[[ ENTRIES SHOWN, beginning ]]

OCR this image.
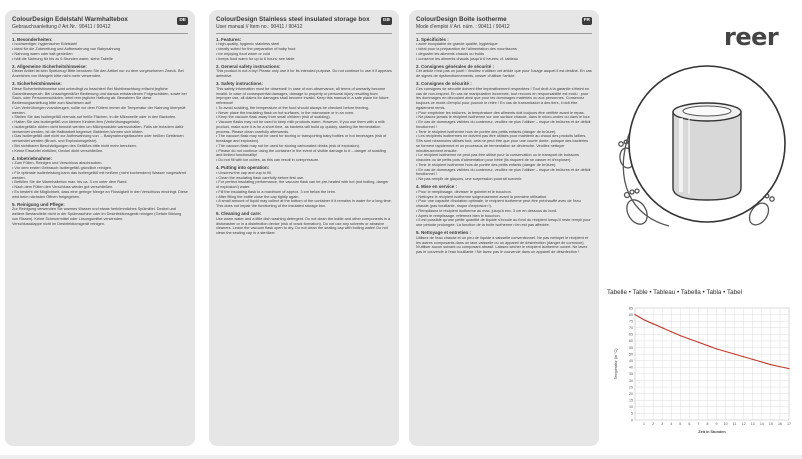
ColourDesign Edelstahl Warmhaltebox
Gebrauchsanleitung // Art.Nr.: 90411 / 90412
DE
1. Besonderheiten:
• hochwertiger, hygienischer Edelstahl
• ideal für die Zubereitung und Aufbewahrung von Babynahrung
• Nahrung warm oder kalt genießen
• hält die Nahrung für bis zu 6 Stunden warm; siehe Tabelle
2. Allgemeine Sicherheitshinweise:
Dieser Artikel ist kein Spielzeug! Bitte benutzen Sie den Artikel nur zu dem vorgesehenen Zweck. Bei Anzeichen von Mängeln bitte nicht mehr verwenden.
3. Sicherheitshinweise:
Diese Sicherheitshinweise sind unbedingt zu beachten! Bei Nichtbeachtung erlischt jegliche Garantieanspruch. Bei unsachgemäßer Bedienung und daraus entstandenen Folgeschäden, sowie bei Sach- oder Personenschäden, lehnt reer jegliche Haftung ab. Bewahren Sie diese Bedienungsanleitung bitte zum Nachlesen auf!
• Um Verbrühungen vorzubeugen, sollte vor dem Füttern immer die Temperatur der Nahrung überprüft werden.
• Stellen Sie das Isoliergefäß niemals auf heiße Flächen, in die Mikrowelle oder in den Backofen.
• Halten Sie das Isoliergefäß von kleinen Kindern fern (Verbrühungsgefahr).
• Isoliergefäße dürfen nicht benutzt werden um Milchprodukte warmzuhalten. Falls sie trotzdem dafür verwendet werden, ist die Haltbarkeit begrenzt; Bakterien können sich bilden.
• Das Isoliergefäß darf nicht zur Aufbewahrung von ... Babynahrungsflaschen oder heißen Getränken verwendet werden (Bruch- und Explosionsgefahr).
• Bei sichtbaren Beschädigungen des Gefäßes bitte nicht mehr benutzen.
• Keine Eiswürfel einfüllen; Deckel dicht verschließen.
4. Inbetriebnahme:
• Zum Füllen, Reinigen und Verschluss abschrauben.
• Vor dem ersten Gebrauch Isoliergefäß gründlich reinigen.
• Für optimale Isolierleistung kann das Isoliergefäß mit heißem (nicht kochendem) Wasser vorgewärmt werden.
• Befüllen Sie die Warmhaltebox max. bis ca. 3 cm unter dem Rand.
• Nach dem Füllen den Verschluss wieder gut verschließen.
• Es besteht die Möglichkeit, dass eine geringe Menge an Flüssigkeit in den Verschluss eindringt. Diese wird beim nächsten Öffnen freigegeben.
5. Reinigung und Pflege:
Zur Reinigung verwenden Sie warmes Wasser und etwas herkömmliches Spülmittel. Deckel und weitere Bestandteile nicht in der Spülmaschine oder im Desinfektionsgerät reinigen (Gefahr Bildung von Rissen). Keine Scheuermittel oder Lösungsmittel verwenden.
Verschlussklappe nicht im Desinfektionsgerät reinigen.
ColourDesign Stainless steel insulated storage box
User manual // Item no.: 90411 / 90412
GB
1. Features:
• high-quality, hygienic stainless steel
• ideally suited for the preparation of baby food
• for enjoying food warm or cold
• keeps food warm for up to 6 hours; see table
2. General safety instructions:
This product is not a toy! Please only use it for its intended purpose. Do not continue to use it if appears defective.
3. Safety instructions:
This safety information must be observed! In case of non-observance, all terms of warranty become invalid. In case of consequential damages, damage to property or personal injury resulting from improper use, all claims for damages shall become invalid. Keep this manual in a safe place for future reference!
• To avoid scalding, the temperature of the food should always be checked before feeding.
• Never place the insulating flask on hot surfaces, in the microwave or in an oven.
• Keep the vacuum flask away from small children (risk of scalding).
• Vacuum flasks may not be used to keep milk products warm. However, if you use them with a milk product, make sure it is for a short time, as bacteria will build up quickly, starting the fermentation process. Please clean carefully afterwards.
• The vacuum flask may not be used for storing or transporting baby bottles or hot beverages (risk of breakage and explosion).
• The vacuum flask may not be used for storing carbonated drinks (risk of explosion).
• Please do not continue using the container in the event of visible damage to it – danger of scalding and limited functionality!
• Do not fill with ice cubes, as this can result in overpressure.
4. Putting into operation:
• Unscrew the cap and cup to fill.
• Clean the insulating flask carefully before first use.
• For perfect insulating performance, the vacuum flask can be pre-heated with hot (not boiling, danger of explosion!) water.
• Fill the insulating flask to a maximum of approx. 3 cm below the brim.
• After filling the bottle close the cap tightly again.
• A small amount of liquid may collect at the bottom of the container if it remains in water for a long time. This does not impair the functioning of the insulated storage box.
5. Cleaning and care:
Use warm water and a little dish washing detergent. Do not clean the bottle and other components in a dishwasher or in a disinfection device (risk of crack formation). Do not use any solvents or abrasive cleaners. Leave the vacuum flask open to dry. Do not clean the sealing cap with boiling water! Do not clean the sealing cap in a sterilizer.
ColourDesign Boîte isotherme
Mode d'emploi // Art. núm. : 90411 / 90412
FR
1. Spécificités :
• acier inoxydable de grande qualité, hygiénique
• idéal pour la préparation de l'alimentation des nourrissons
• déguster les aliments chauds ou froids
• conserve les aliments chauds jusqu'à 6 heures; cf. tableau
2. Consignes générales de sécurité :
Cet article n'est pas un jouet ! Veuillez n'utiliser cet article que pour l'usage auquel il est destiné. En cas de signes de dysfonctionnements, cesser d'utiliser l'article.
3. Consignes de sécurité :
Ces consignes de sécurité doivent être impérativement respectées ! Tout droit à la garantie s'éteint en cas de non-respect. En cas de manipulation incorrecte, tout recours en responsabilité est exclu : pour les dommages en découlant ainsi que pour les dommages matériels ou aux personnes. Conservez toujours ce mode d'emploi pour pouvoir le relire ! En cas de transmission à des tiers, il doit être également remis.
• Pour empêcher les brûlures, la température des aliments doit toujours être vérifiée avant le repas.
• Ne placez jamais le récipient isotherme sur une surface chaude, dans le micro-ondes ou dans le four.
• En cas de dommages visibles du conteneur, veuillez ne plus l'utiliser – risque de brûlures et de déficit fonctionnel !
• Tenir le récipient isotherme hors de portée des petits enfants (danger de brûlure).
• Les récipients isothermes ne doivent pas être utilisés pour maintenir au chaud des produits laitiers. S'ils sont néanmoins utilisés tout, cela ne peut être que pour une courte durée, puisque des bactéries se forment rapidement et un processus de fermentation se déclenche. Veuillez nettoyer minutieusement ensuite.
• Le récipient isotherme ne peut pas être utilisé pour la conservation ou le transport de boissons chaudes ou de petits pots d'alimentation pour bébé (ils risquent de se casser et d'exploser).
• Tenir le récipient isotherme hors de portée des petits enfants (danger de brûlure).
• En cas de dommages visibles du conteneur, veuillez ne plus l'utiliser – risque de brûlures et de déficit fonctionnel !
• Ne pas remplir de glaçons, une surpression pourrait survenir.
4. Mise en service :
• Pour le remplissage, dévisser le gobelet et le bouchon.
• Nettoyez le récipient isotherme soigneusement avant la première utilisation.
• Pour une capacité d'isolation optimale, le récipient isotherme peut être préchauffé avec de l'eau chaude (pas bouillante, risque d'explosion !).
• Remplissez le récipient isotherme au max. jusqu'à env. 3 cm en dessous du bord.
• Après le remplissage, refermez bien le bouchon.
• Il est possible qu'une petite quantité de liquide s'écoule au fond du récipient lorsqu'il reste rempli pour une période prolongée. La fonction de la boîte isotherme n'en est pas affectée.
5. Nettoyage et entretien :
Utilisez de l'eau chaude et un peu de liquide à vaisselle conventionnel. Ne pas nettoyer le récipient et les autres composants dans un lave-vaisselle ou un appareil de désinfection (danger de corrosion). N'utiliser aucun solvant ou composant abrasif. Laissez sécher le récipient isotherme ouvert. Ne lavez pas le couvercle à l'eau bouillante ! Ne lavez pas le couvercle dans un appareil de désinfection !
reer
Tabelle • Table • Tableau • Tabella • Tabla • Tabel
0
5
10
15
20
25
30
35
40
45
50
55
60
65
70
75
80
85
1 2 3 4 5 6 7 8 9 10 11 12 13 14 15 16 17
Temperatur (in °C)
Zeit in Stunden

[[ ENTRIES SHOWN, end ]]

TASK:
Reproduce every line of the records containing the string "alimentation".

TASK OUTPUT:
• idéal pour la préparation de l'alimentation des nourrissons
• Le récipient isotherme ne peut pas être utilisé pour la conservation ou le transport de boissons chaudes ou de petits pots d'alimentation pour bébé (ils risquent de se casser et d'exploser).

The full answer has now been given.